DATA PROVIDED start

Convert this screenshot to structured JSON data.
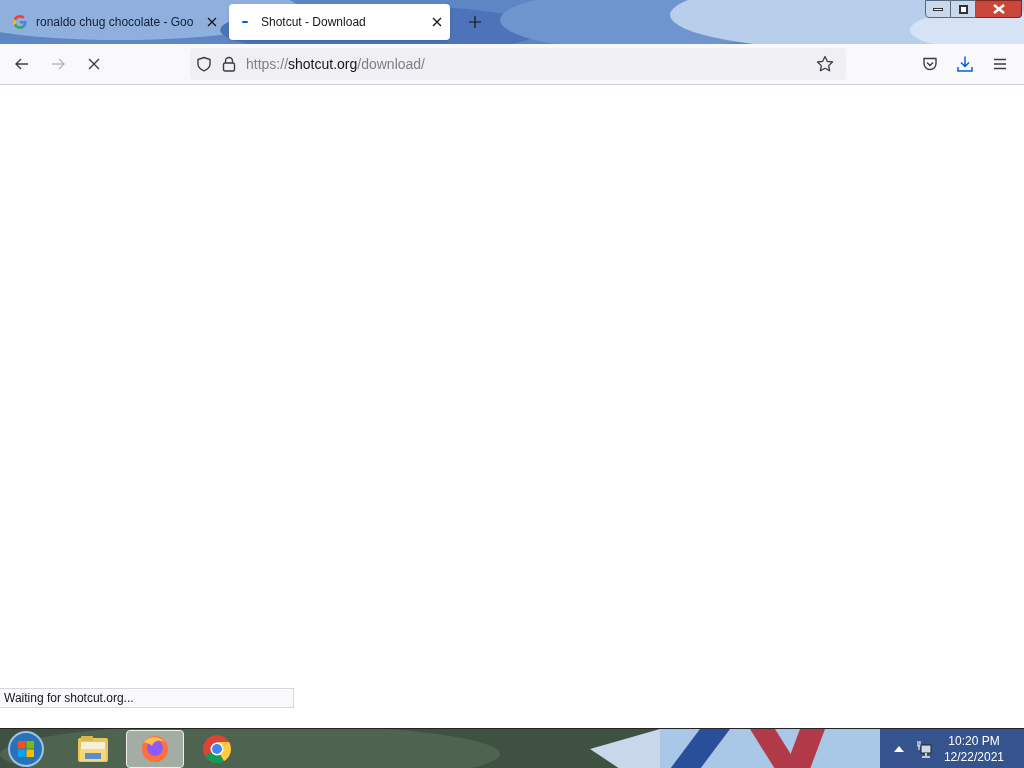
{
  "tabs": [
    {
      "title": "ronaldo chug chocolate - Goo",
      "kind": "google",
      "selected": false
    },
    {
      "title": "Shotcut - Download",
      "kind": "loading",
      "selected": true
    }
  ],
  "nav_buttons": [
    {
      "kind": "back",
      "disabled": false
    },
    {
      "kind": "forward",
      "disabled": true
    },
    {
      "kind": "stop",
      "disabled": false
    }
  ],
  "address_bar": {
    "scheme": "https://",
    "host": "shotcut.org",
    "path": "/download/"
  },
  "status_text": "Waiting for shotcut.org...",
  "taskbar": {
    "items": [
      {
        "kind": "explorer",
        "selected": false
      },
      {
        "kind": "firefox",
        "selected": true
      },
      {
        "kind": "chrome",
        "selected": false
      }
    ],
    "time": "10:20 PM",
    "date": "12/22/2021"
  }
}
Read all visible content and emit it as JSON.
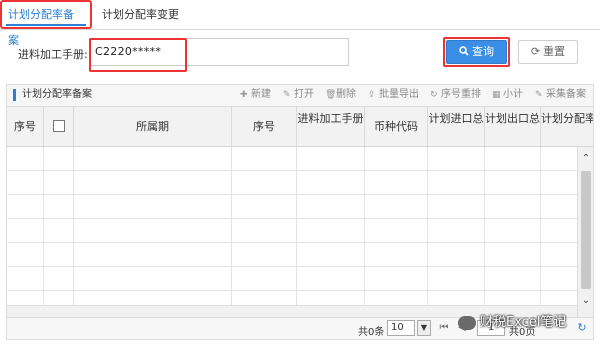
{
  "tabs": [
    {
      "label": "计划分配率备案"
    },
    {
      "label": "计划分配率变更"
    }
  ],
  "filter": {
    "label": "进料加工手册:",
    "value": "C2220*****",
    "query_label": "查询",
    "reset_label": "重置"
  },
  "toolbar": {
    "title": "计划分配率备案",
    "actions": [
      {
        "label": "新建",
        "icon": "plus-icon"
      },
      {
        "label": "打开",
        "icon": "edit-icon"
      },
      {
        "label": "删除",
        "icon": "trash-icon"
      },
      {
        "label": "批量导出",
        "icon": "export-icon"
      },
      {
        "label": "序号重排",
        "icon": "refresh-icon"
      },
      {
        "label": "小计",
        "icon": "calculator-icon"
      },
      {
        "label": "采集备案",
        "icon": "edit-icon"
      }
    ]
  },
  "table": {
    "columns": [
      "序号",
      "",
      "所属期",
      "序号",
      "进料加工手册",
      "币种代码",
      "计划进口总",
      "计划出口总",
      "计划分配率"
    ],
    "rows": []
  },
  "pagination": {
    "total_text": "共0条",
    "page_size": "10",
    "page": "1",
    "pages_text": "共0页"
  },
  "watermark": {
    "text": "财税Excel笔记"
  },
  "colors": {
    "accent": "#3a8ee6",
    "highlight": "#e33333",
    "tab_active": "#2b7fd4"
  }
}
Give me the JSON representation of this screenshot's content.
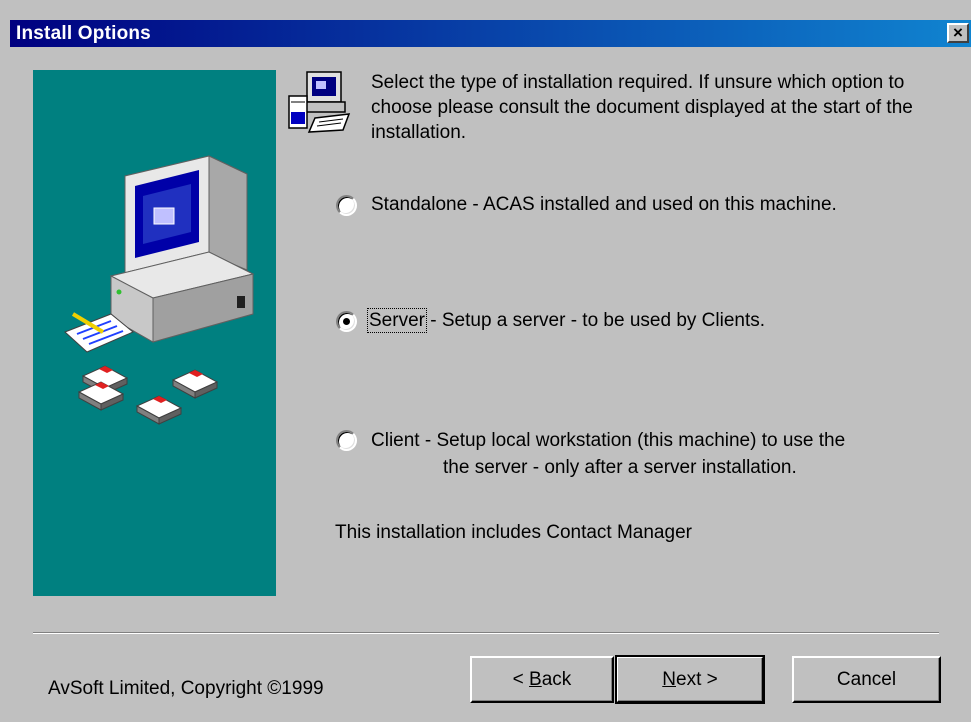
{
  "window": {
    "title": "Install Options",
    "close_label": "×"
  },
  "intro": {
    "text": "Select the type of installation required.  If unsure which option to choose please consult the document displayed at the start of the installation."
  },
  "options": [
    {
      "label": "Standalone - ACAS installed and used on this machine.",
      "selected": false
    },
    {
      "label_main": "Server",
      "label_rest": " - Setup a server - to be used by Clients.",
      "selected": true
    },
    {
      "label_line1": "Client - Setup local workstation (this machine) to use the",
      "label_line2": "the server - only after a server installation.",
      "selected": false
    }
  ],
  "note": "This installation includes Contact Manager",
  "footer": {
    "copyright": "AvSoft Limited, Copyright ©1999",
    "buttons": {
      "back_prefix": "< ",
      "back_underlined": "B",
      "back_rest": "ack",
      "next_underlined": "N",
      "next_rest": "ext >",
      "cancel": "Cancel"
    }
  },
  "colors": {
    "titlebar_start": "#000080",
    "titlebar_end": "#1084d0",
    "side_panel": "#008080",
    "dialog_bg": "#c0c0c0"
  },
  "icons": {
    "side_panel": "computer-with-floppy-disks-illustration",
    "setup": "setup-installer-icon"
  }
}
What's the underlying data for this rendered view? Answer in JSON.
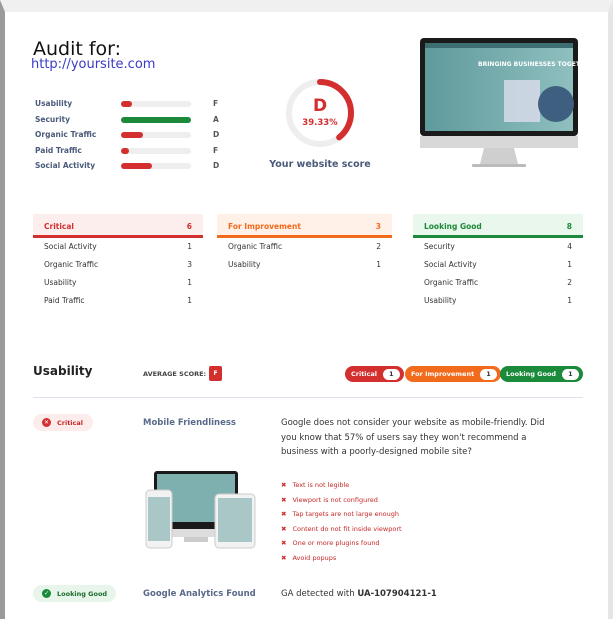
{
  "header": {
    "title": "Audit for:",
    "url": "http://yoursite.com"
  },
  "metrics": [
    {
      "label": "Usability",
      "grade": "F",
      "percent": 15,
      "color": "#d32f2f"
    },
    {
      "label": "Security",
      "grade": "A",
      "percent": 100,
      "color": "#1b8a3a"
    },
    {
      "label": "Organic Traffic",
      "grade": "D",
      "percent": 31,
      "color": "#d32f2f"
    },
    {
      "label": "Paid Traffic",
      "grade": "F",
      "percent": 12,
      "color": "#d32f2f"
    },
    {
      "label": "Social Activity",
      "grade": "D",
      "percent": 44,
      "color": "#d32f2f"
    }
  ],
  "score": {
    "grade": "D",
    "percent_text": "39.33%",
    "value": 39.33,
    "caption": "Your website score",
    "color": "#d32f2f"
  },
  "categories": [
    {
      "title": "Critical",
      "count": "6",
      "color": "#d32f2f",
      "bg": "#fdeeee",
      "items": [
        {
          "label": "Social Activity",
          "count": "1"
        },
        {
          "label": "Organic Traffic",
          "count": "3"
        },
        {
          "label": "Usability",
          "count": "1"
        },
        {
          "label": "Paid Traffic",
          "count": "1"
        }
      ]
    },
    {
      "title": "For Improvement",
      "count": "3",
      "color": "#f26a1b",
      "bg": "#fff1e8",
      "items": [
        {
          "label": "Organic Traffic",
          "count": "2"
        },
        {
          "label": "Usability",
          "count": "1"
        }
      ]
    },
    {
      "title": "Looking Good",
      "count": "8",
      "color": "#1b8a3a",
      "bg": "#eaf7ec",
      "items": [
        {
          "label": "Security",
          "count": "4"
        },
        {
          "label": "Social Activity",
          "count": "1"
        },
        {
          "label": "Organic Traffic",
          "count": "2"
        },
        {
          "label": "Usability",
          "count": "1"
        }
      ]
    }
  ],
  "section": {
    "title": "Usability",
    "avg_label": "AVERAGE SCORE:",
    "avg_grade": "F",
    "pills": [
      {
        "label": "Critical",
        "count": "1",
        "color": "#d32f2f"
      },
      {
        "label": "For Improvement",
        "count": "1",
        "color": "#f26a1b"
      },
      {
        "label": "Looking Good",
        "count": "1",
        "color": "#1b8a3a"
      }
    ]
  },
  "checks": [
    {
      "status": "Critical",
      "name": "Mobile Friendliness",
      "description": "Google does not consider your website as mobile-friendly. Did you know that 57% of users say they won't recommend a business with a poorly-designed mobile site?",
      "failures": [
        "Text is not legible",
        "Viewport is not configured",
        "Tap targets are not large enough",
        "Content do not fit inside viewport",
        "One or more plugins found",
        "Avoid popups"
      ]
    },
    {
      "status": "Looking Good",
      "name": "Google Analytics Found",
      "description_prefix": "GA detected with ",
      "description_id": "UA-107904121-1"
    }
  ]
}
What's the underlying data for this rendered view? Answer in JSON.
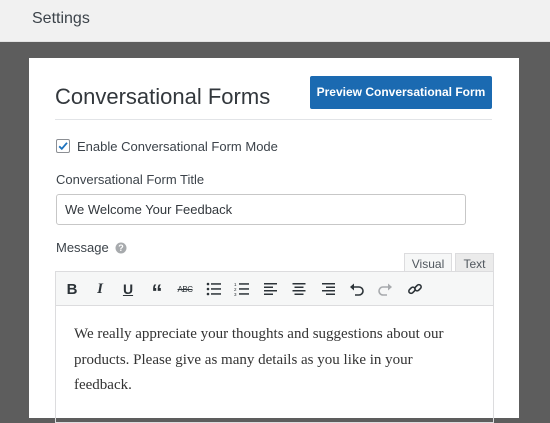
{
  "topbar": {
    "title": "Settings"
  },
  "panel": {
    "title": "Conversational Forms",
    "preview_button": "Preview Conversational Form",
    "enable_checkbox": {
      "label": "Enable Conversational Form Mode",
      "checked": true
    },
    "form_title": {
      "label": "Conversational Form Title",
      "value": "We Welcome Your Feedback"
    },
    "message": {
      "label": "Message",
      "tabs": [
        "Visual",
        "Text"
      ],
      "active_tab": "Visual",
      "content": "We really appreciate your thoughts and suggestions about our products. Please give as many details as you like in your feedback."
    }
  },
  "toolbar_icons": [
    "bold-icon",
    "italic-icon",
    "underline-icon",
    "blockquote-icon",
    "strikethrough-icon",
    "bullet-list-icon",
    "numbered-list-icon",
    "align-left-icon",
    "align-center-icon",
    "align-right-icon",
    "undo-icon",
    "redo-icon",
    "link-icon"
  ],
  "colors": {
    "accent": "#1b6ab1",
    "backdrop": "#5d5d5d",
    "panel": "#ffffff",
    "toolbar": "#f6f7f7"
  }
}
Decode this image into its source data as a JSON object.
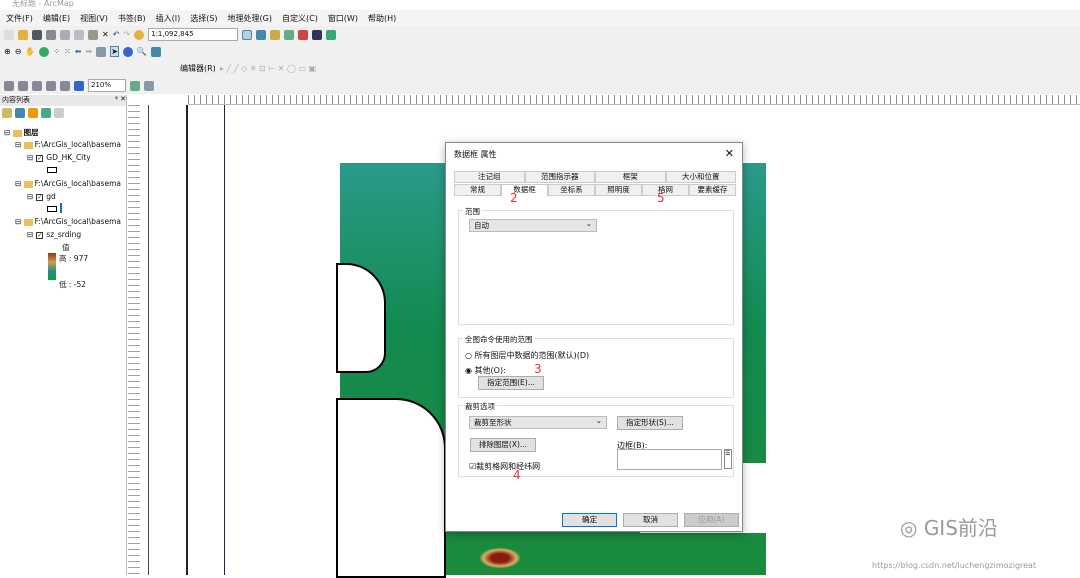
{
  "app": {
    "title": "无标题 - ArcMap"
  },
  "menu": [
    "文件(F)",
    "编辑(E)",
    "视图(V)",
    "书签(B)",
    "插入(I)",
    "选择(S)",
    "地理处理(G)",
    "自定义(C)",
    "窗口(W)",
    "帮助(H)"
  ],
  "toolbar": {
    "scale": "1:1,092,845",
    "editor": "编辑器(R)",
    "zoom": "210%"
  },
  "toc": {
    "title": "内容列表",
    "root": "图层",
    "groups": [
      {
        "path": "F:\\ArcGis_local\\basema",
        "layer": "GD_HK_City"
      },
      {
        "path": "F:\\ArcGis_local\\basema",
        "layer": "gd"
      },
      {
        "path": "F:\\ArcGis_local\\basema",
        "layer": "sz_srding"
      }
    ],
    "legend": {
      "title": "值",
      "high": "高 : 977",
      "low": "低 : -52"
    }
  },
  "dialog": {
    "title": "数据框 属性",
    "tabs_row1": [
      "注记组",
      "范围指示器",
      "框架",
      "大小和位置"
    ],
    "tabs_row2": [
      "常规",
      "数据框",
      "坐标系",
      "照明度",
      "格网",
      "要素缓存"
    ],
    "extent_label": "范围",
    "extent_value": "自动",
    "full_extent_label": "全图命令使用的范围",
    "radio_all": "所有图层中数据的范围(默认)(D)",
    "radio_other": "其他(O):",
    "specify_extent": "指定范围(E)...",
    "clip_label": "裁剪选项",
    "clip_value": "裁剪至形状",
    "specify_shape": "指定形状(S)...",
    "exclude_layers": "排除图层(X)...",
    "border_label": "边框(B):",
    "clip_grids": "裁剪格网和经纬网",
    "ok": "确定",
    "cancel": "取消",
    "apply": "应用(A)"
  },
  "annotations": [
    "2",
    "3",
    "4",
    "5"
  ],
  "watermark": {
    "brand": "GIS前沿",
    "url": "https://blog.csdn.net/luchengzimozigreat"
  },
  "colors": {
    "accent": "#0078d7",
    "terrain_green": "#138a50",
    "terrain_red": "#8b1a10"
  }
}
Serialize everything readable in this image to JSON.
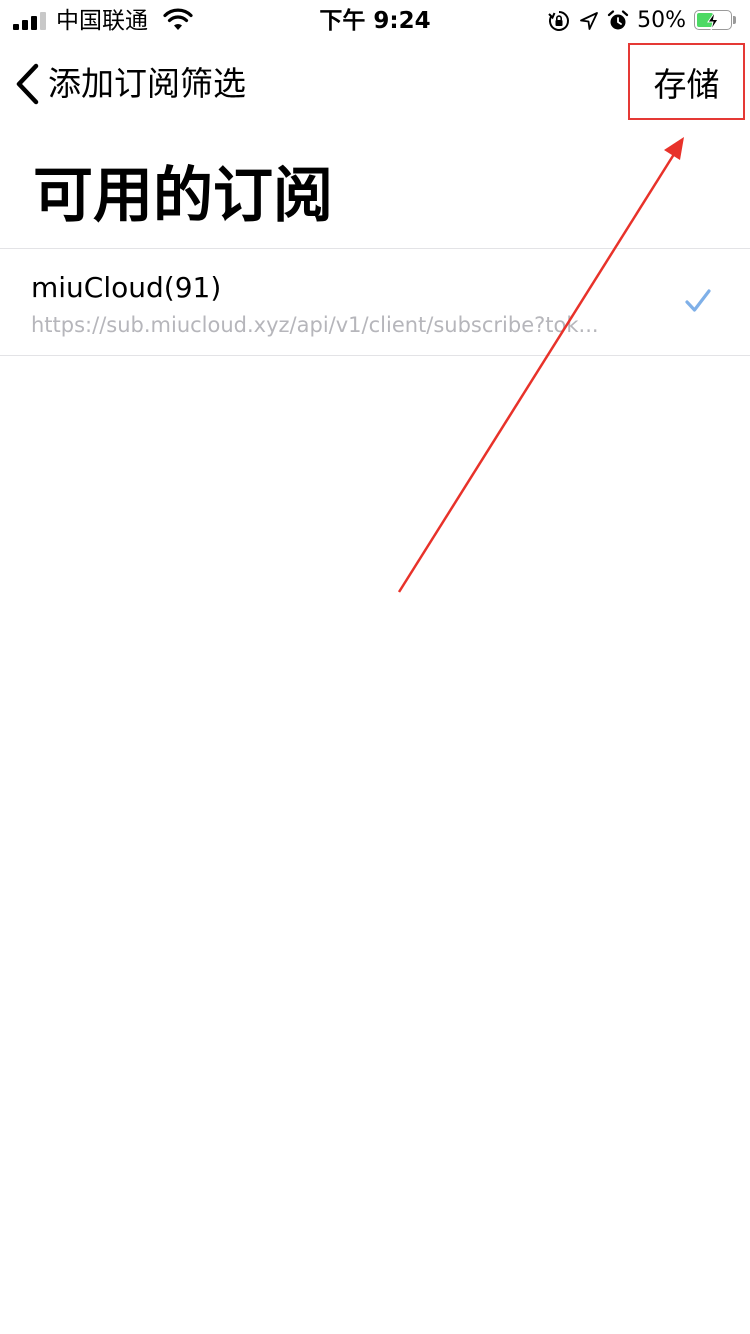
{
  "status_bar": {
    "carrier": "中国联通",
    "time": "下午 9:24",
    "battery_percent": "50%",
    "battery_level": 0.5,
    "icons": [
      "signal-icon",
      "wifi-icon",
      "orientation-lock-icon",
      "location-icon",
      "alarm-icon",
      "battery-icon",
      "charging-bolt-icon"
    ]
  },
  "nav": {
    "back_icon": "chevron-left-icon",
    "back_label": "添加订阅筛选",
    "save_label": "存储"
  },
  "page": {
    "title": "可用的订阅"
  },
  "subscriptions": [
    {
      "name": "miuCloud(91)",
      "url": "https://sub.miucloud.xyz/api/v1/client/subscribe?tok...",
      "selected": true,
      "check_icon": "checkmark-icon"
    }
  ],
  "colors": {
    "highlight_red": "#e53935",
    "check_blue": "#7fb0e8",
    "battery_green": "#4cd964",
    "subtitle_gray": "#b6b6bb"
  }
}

DATA PROVIDED end

Go over the records above and tally the lines with the word "list" in them. Give the number alone.

2